IT大手グーグルは、利用者がブラウザの「戻る」ボタンを使って元のページに戻ることを妨害するウェブサイトについて、新たにスパムとして認定し、検索結果の順位を引き下げる新たな方針を発表しました。
「戻るボタンのハイジャック」と呼ばれるこの行為は、利用者が直前に見ていたページに戻ろうとする際、意図せず別のページに転送されたり、望まない広告が表示されたりするなど、正常な閲覧を妨げるものです。
グーグルによりますと、こうした行為はブラウザの基本的な機能を損なうだけでなく、利用者の期待を裏切り、強い不満を引き起こす原因になっているということです。
このためグーグルは、自社の検索サービスにおいて、この行為を「悪意のある行為」を禁じるスパムポリシーの違反と位置づける方針です。悪意のある行為は、利用者の期待と実際の結果に食い違いを生じさせ、安全性やプライバシーを脅かすものだとしています。

* [演習データ]:
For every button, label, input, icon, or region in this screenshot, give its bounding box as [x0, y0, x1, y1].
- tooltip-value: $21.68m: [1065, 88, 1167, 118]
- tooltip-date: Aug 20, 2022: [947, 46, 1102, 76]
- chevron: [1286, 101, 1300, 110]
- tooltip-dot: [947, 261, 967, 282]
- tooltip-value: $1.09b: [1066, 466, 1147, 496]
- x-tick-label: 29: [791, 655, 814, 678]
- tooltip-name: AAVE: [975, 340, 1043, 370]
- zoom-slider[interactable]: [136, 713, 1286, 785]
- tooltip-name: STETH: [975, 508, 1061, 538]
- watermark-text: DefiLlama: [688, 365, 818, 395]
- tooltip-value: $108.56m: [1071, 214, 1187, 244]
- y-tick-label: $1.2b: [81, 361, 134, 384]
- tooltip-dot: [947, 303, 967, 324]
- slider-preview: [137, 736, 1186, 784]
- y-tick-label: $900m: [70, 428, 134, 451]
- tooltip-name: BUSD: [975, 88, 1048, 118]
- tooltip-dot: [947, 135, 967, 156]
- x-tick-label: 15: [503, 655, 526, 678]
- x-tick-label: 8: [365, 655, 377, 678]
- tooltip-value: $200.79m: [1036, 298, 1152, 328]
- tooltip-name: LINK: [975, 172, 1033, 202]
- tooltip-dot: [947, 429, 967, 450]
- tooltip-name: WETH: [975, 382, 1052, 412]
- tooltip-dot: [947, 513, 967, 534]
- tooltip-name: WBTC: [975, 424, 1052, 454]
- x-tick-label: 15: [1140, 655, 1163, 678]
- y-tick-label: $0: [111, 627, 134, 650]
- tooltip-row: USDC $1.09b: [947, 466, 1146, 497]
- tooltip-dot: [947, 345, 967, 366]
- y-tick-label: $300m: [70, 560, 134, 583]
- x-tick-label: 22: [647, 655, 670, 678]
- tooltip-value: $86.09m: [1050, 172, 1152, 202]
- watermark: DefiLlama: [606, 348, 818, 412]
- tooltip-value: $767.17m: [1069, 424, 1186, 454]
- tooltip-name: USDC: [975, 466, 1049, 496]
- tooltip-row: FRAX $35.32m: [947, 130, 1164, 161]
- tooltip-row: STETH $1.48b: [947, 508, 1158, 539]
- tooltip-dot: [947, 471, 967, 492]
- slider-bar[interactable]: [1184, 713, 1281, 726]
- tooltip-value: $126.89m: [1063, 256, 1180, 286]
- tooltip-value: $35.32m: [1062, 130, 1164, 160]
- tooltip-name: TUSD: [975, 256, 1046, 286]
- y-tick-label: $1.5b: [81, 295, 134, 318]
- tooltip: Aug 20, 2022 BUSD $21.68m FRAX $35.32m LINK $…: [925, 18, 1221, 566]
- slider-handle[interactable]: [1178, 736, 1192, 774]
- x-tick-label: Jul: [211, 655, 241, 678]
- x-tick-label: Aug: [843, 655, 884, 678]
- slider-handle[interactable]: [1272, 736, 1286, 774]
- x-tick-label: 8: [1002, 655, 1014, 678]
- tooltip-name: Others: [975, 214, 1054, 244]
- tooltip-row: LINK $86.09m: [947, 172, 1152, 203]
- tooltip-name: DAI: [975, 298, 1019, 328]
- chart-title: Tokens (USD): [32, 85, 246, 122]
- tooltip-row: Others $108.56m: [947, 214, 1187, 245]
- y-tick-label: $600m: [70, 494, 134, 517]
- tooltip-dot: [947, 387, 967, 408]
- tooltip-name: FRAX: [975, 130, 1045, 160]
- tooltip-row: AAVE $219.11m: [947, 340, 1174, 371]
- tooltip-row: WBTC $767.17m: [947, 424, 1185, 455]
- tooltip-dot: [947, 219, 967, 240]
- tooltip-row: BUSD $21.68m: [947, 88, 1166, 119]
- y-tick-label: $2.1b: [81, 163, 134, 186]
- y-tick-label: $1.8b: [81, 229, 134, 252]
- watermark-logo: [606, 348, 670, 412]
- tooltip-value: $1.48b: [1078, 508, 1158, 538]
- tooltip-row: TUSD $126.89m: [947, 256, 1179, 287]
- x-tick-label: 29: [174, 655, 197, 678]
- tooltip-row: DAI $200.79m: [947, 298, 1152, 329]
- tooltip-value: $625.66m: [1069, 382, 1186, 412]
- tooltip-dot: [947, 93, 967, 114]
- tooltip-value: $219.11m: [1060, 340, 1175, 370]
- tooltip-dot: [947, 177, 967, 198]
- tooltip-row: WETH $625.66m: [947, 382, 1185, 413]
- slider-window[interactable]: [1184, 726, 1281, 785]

* [課題 1]:
グーグルの新方針に関する文章から、「グーグルによりますと、こうし」という語句を含む箇所で始まり「を脅かすものだとしています。」で終わる部分を、一字一句違えずに引用してください。
* [課題 2]:
グーグルの新方針に関する文章を、最後の文の後から続けて書いてください。

* [解答 1]:
グーグルによりますと、こうした行為はブラウザの基本的な機能を損なうだけでなく、利用者の期待を裏切り、強い不満を引き起こす原因になっているということです。
このためグーグルは、自社の検索サービスにおいて、この行為を「悪意のある行為」を禁じるスパムポリシーの違反と位置づける方針です。悪意のある行為は、利用者の期待と実際の結果に食い違いを生じさせ、安全性やプライバシーを脅かすものだとしています。

* [解答 2]:
違反したウェブサイトは、手動によるスパム認定や自動的な順位低下の対象となり、検索結果での表示に大きな影響が出る可能性があるということです。グーグルは、近年こうした迷惑行為が増加傾向にあると指摘しています。
グーグルはサイト運営者に対し、広告配信システムの確認などを含めた対応を行うため、2か月の猶予期間を設けるとしています。新たなポリシーの適用は、2026年6月15日から開始されるということです。